Write out the listing beneath this instruction in its entirety, exactly as it reads.

Stored records:
__________
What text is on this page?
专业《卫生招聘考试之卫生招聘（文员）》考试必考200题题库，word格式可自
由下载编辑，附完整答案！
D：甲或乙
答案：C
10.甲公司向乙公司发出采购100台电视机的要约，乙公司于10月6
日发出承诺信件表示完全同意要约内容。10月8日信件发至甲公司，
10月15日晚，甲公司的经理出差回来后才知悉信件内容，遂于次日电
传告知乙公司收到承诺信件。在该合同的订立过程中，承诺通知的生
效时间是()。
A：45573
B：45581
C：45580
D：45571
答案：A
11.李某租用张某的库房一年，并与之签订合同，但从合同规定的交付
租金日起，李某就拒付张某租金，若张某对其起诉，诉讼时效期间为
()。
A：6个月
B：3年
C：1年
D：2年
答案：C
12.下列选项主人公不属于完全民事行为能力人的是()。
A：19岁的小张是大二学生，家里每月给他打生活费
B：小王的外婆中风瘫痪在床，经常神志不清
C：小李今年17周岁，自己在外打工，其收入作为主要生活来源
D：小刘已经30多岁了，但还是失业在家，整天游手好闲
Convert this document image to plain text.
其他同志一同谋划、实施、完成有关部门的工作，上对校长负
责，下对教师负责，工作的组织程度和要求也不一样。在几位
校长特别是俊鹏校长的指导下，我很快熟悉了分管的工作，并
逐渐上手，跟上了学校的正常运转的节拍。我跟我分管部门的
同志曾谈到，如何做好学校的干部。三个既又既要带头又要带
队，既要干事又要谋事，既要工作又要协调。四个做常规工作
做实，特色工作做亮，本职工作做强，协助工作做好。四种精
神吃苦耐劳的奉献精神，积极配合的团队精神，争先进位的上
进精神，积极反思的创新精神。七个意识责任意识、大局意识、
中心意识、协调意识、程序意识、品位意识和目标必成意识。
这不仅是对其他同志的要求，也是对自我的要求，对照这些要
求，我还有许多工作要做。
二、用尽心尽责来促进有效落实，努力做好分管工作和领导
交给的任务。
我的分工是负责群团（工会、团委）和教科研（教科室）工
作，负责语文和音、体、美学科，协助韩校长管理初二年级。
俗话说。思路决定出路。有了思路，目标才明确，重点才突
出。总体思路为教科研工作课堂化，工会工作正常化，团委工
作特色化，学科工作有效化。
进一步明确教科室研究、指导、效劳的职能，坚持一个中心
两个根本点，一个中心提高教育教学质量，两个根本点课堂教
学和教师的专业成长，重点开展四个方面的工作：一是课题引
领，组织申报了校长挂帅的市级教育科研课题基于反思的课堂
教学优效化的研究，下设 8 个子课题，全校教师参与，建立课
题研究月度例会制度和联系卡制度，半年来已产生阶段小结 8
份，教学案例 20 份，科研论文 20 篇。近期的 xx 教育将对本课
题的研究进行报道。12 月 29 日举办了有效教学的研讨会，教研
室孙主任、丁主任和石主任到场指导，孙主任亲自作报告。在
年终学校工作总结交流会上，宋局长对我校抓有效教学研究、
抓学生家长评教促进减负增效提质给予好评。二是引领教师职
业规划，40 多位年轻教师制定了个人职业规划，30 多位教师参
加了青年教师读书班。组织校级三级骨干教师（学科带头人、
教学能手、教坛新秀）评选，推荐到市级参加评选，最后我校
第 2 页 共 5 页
__________
> [Written solution]
What text is on this page?
专业《卫生招聘考试之卫生招聘（文员）》考试必考200题题库，word格式可自
由下载编辑，附完整答案！
D：甲或乙
答案：C
10.甲公司向乙公司发出采购100台电视机的要约，乙公司于10月6
日发出承诺信件表示完全同意要约内容。10月8日信件发至甲公司，
10月15日晚，甲公司的经理出差回来后才知悉信件内容，遂于次日电
传告知乙公司收到承诺信件。在该合同的订立过程中，承诺通知的生
效时间是()。
A：45573
B：45581
C：45580
D：45571
答案：A
11.李某租用张某的库房一年，并与之签订合同，但从合同规定的交付
租金日起，李某就拒付张某租金，若张某对其起诉，诉讼时效期间为
()。
A：6个月
B：3年
C：1年
D：2年
答案：C
12.下列选项主人公不属于完全民事行为能力人的是()。
A：19岁的小张是大二学生，家里每月给他打生活费
B：小王的外婆中风瘫痪在床，经常神志不清
C：小李今年17周岁，自己在外打工，其收入作为主要生活来源
D：小刘已经30多岁了，但还是失业在家，整天游手好闲
Convert this document image to plain text.
其他同志一同谋划、实施、完成有关部门的工作，上对校长负
责，下对教师负责，工作的组织程度和要求也不一样。在几位
校长特别是俊鹏校长的指导下，我很快熟悉了分管的工作，并
逐渐上手，跟上了学校的正常运转的节拍。我跟我分管部门的
同志曾谈到，如何做好学校的干部。三个既又既要带头又要带
队，既要干事又要谋事，既要工作又要协调。四个做常规工作
做实，特色工作做亮，本职工作做强，协助工作做好。四种精
神吃苦耐劳的奉献精神，积极配合的团队精神，争先进位的上
进精神，积极反思的创新精神。七个意识责任意识、大局意识、
中心意识、协调意识、程序意识、品位意识和目标必成意识。
这不仅是对其他同志的要求，也是对自我的要求，对照这些要
求，我还有许多工作要做。
二、用尽心尽责来促进有效落实，努力做好分管工作和领导
交给的任务。
我的分工是负责群团（工会、团委）和教科研（教科室）工
作，负责语文和音、体、美学科，协助韩校长管理初二年级。
俗话说。思路决定出路。有了思路，目标才明确，重点才突
出。总体思路为教科研工作课堂化，工会工作正常化，团委工
作特色化，学科工作有效化。
进一步明确教科室研究、指导、效劳的职能，坚持一个中心
两个根本点，一个中心提高教育教学质量，两个根本点课堂教
学和教师的专业成长，重点开展四个方面的工作：一是课题引
领，组织申报了校长挂帅的市级教育科研课题基于反思的课堂
教学优效化的研究，下设 8 个子课题，全校教师参与，建立课
题研究月度例会制度和联系卡制度，半年来已产生阶段小结 8
份，教学案例 20 份，科研论文 20 篇。近期的 xx 教育将对本课
题的研究进行报道。12 月 29 日举办了有效教学的研讨会，教研
室孙主任、丁主任和石主任到场指导，孙主任亲自作报告。在
年终学校工作总结交流会上，宋局长对我校抓有效教学研究、
抓学生家长评教促进减负增效提质给予好评。二是引领教师职
业规划，40 多位年轻教师制定了个人职业规划，30 多位教师参
加了青年教师读书班。组织校级三级骨干教师（学科带头人、
教学能手、教坛新秀）评选，推荐到市级参加评选，最后我校
第 2 页 共 5 页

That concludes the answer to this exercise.